Stated problem A
Transcribe the passage of the art car lighting account between "I spend the" and "missed a connection.", inclusive.

# Start of Source

T – 4 weeks
I stayed in Brisbane for a few weeks either side of Easter. I had no projects in mind for this period, apart from maybe whipping up something quick to light my campsite at a doof I was going to. Before I’d even left — long before I’d had the chance to show off my Kaiju suit to my local hackerspace to show it off — a friend informed me of a charming man who had recently joined, who had a plan to build an art car in the coming weeks, just in time for the very festival I would be attending. He put me in touch, and by the time I’d made it to HSBNE, I’d already signed on.
T – 3 weeks
Back in Brisbane, I bring my newest project along to HSBNE and a few people are suitably impressed (I’ll see myself out, thanks). My charming new friend tells me he’s in the midst of organising the purchase of the vehicle which will become the basis for our project. I figure that not all of the strip needs to be addressable, and we can save some construction costs by casting solid colours on some sections using the much cheaper common-anode strip, a handful of DIP WS2811 chips and some MOSFETs (see below). Knowing the rough size of the vehicle, I order what seems like an appropriate amount of LED strip, including spares to deal with the usual unforeseen consequences.
I spend the next week designing a circuit which can use the current-sinking ability of the WS2811 chip to PWM a BJT, which in turn drives the gate of a MOSFET, to switch the power for the common-anode strip. It seems to work in a circuit simulator. That obviously means it’s going to work flawlessly the first time in the real world, right? I start programming the addressable part and getting the power system in order.
T – 2 weeks
T – 1 week
The LED strip arrives, and I get to work hooking up a WS2811 chip to one of my triple-FET veroboards.
Pop. There goes a WS2811. Hmm, maybe they can’t actually take 12V on VCC like the “datasheet” says.
Pop. Oh, right. Need a resistor there.
…no smoke! No lights either. Wait, the red one lights up briefly. Hold on, I missed a connection.
Pop. Seriously? Good thing these come in packs of 100.
While I do end up with …something, it doesn’t work out as I’d planned — whatever I try, either the lights come on only some of the time, one of the channels doesn’t work, or my increasingly-frustrated brain messes up somewhere and I let the smoke out of yet another WS2811. The most annoying thing about this exercise is that my breadboarded prototype seems to work just fine until I add a resistor that the circuit shouldn’t have worked without. Amusingly, it is here that I learn the lesson that the faster I rush, the less I accomplish over time. Cooler heads really do prevail.

# End of Source
# Start of Data provided

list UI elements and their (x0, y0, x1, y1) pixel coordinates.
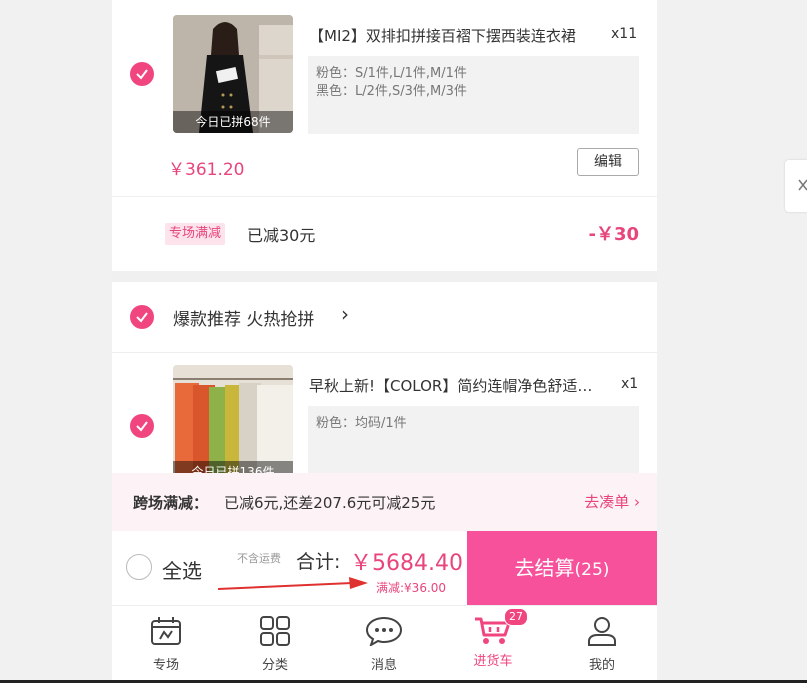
tab-special[interactable]: 专场 (126, 616, 206, 673)
cart-screen: 今日已拼68件 【MI2】双排扣拼接百褶下摆西装连衣裙 x11 粉色：S/1件,… (112, 0, 657, 680)
checkout-bar: 全选 不含运费 合计: ￥5684.40 满减:¥36.00 去结算(25) (112, 531, 657, 605)
shipping-note: 不含运费 (237, 552, 281, 565)
checkout-label: 去结算 (514, 556, 575, 580)
spec-line: 粉色：均码/1件 (316, 416, 407, 431)
close-icon (798, 179, 807, 191)
total-value: ￥5684.40 (350, 551, 463, 576)
section-checkbox[interactable] (130, 305, 154, 329)
chevron-right-icon: › (634, 493, 640, 511)
cart-item-card: 今日已拼68件 【MI2】双排扣拼接百褶下摆西装连衣裙 x11 粉色：S/1件,… (112, 0, 657, 196)
side-panel-edge (785, 160, 807, 212)
user-icon (588, 617, 616, 646)
total-label: 合计: (296, 551, 341, 573)
discount-note: 满减:¥36.00 (376, 581, 447, 595)
product-quantity: x1 (621, 376, 639, 392)
chat-icon (365, 616, 403, 648)
select-all-checkbox[interactable] (126, 554, 152, 580)
tab-label: 分类 (261, 658, 288, 673)
select-all-label[interactable]: 全选 (162, 555, 202, 584)
product-price: ￥361.20 (168, 160, 245, 180)
promo-amount: -￥30 (588, 224, 639, 245)
tab-profile[interactable]: 我的 (562, 616, 642, 673)
product-spec[interactable]: 粉色：均码/1件 (308, 406, 639, 473)
product-quantity: x11 (611, 26, 638, 42)
sold-today-badge: 今日已拼136件 (173, 461, 293, 473)
section-title[interactable]: 爆款推荐 火热抢拼 (173, 305, 314, 330)
cross-promo-label: 跨场满减： (133, 494, 209, 512)
tab-label: 进货车 (473, 654, 513, 669)
item-checkbox[interactable] (130, 62, 154, 86)
tab-label: 消息 (370, 658, 397, 673)
checkout-button[interactable]: 去结算(25) (467, 531, 657, 605)
product-image[interactable]: 今日已拼136件 (173, 365, 293, 473)
tab-messages[interactable]: 消息 (344, 616, 424, 673)
spec-line: 黑色：L/2件,S/3件,M/3件 (316, 84, 467, 99)
checkout-count: (25) (574, 560, 610, 580)
hoodies-illustration (173, 365, 293, 473)
promo-text: 已减30元 (247, 226, 316, 245)
product-image[interactable]: 今日已拼68件 (173, 15, 293, 133)
product-title[interactable]: 【MI2】双排扣拼接百褶下摆西装连衣裙 (309, 25, 589, 46)
tab-category[interactable]: 分类 (235, 616, 315, 673)
add-more-label: 去凑单 (584, 493, 630, 511)
product-spec[interactable]: 粉色：S/1件,L/1件,M/1件 黑色：L/2件,S/3件,M/3件 (308, 56, 639, 134)
cross-promo-text: 已减6元,还差207.6元可减25元 (224, 494, 436, 512)
calendar-icon (151, 617, 181, 645)
tab-cart[interactable]: 27 进货车 (453, 608, 533, 669)
sold-today-badge: 今日已拼68件 (173, 111, 293, 133)
cart-item-card: 今日已拼136件 早秋上新!【COLOR】简约连帽净色舒适卫衣 x1 粉色：均码… (112, 353, 657, 473)
tab-label: 专场 (152, 658, 179, 673)
cross-promo-bar: 跨场满减： 已减6元,还差207.6元可减25元 去凑单 › (112, 473, 657, 531)
chevron-right-icon[interactable]: › (341, 302, 349, 326)
add-more-link[interactable]: 去凑单 › (584, 491, 640, 512)
promo-row: 专场满减 已减30元 -￥30 (112, 197, 657, 271)
edit-button[interactable]: 编辑 (577, 148, 639, 176)
cart-count-badge: 27 (504, 608, 528, 626)
tab-label: 我的 (588, 658, 615, 673)
spec-line: 粉色：S/1件,L/1件,M/1件 (316, 66, 467, 81)
product-title[interactable]: 早秋上新!【COLOR】简约连帽净色舒适卫衣 (309, 375, 599, 396)
promo-tag: 专场满减 (165, 223, 226, 245)
shop-section-header[interactable]: 爆款推荐 火热抢拼 › (112, 282, 657, 352)
item-checkbox[interactable] (130, 414, 154, 438)
grid-icon (260, 616, 290, 646)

# End of Data provided

Stated problem B
Report how many lines of the records contain the string "专场满减", giving only the number.

Complete answer A
I spend the next week designing a circuit which can use the current-sinking ability of the WS2811 chip to PWM a BJT, which in turn drives the gate of a MOSFET, to switch the power for the common-anode strip. It seems to work in a circuit simulator. That obviously means it’s going to work flawlessly the first time in the real world, right? I start programming the addressable part and getting the power system in order.
T – 2 weeks
T – 1 week
The LED strip arrives, and I get to work hooking up a WS2811 chip to one of my triple-FET veroboards.
Pop. There goes a WS2811. Hmm, maybe they can’t actually take 12V on VCC like the “datasheet” says.
Pop. Oh, right. Need a resistor there.
…no smoke! No lights either. Wait, the red one lights up briefly. Hold on, I missed a connection.

Complete answer B
2